» REQUIREMENT:
Pull every line that holds the word "леса" from the entries.

» RECORD EXCERPTS:
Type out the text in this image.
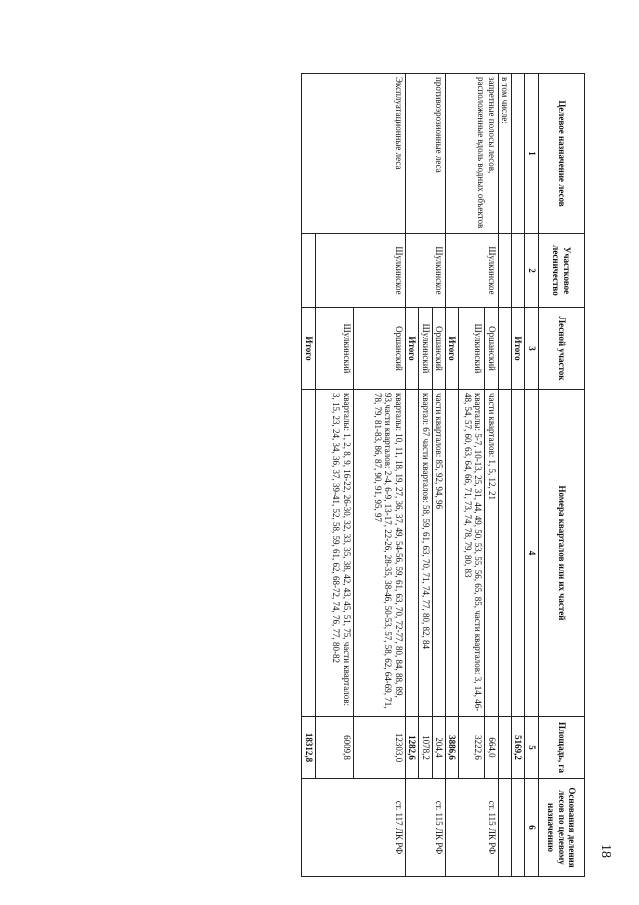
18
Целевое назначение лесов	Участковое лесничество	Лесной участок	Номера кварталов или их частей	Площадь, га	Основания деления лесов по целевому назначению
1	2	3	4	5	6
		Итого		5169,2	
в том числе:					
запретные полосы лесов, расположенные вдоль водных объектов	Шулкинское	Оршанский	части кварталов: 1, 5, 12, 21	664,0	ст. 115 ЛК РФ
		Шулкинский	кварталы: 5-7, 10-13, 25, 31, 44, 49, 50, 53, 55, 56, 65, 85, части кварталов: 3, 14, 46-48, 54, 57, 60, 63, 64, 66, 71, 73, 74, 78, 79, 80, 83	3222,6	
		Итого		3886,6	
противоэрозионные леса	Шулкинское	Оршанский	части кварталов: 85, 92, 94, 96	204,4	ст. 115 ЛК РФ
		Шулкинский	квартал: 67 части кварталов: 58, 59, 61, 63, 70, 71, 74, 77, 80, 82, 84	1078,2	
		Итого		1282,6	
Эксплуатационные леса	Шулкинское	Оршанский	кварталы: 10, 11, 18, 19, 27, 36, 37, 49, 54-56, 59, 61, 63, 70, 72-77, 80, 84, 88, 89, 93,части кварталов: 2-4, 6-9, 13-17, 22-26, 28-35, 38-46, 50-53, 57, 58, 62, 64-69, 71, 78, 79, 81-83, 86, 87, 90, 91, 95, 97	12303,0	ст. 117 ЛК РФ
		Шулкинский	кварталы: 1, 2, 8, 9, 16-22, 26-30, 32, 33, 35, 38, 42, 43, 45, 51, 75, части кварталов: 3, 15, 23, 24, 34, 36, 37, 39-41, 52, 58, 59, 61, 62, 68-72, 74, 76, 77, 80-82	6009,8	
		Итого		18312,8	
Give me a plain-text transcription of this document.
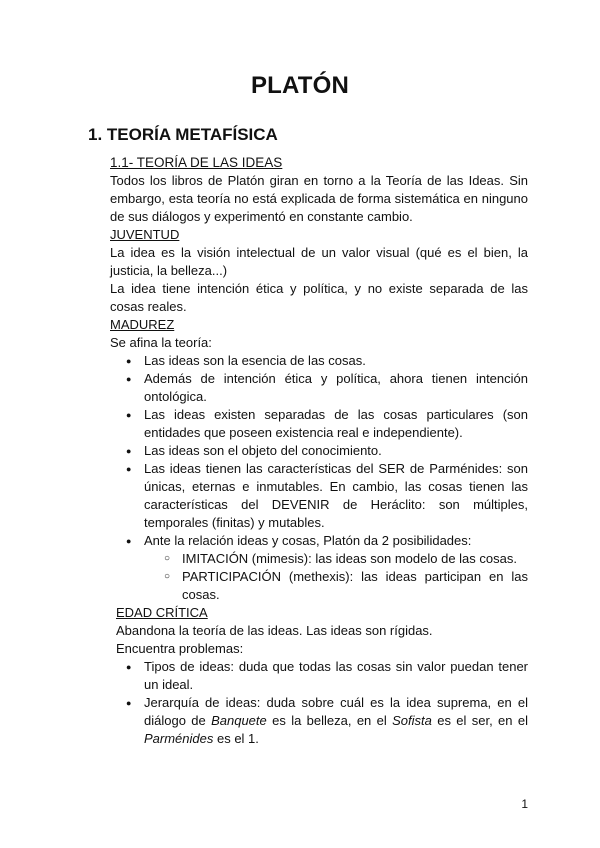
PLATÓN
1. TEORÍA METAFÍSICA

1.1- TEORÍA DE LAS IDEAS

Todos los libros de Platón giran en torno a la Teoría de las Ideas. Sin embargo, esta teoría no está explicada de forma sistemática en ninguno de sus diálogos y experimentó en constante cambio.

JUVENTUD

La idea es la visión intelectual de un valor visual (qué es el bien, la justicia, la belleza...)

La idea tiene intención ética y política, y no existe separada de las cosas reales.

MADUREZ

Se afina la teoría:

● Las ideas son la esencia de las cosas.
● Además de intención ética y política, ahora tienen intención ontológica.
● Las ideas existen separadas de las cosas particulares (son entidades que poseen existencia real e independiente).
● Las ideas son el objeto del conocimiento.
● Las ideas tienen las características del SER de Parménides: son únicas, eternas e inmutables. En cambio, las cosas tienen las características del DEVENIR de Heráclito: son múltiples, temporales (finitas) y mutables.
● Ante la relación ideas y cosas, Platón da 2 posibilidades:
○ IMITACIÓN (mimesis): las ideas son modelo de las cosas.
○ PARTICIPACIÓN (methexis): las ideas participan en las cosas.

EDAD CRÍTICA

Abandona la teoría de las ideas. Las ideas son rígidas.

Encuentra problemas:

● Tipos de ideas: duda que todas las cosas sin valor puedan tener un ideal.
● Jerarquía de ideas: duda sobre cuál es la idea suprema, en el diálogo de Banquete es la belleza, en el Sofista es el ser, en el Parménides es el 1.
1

...

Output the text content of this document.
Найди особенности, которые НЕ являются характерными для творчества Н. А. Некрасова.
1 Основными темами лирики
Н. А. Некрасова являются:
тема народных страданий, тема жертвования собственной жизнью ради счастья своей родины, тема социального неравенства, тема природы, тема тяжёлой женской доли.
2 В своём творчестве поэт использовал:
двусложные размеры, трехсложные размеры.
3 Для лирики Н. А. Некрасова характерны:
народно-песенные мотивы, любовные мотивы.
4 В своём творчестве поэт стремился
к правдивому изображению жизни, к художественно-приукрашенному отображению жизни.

...

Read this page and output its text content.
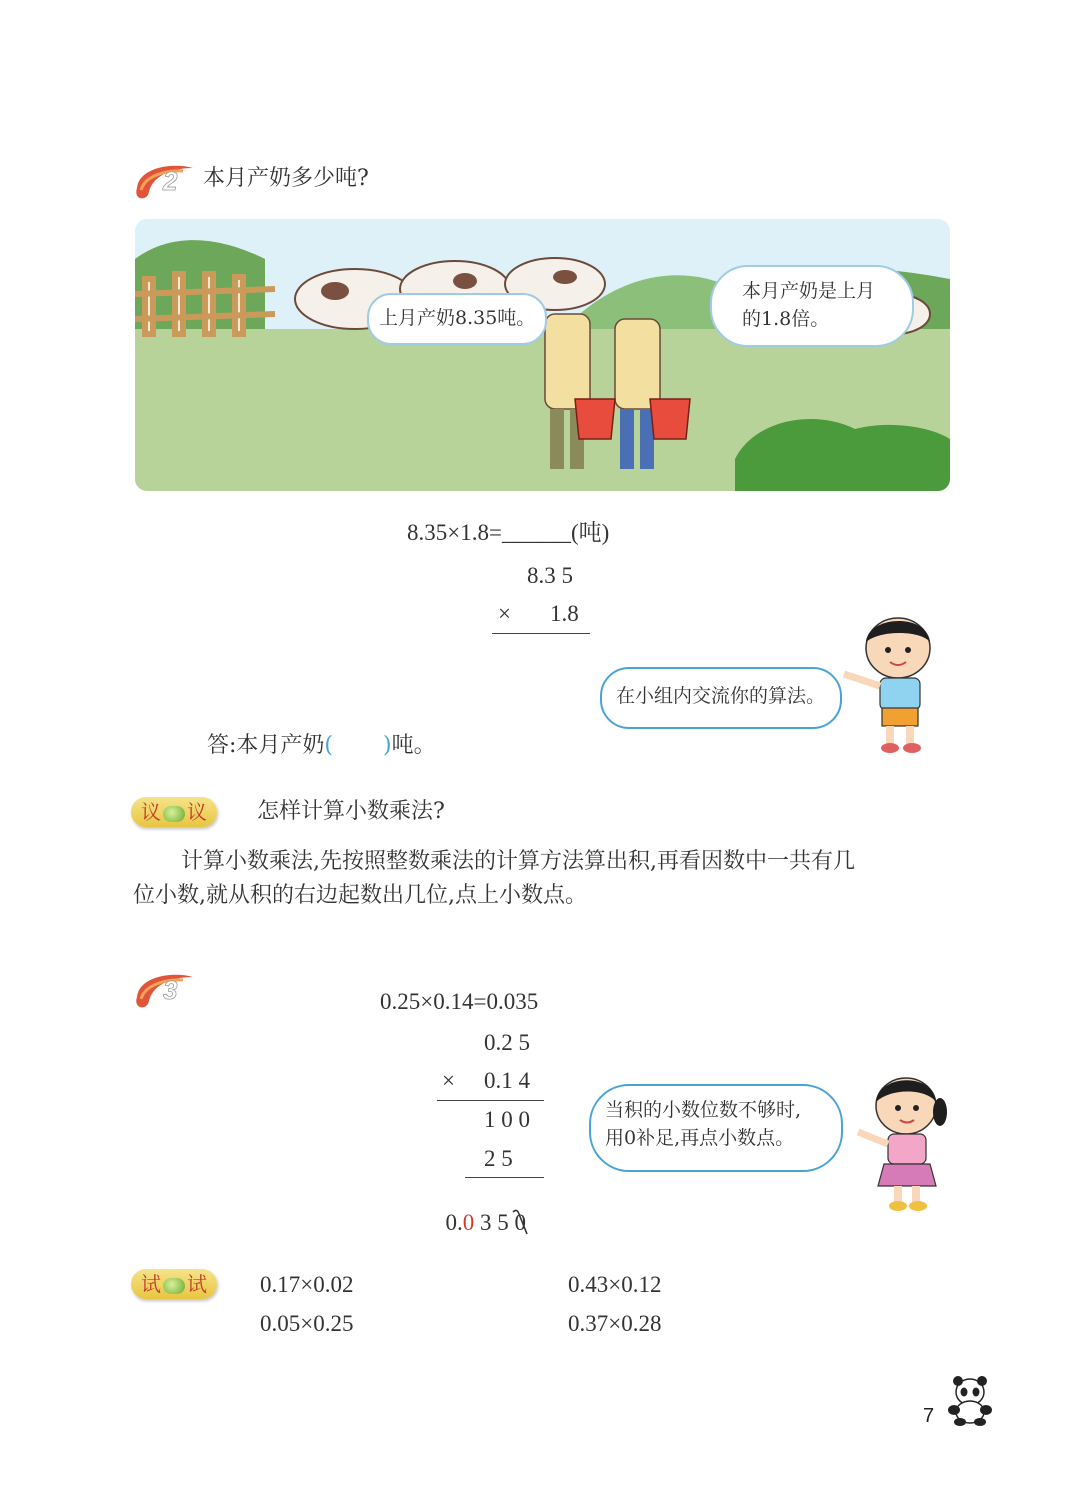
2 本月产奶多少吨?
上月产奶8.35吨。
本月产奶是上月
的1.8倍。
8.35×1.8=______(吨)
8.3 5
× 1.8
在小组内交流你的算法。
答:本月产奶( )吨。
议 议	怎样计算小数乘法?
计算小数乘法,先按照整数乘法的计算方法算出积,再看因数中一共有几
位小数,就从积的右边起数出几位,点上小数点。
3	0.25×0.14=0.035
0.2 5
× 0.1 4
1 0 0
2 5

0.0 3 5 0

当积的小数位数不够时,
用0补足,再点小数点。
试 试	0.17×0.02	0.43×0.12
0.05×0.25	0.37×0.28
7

» COMPLETED TASK:
противоэрозионные леса	Шулкинское	Оршанский	части кварталов: 85, 92, 94, 96	204,4	ст. 115 ЛК РФ
Эксплуатационные леса	Шулкинское	Оршанский	кварталы: 10, 11, 18, 19, 27, 36, 37, 49, 54-56, 59, 61, 63, 70, 72-77, 80, 84, 88, 89, 93,части кварталов: 2-4, 6-9, 13-17, 22-26, 28-35, 38-46, 50-53, 57, 58, 62, 64-69, 71, 78, 79, 81-83, 86, 87, 90, 91, 95, 97	12303,0	ст. 117 ЛК РФ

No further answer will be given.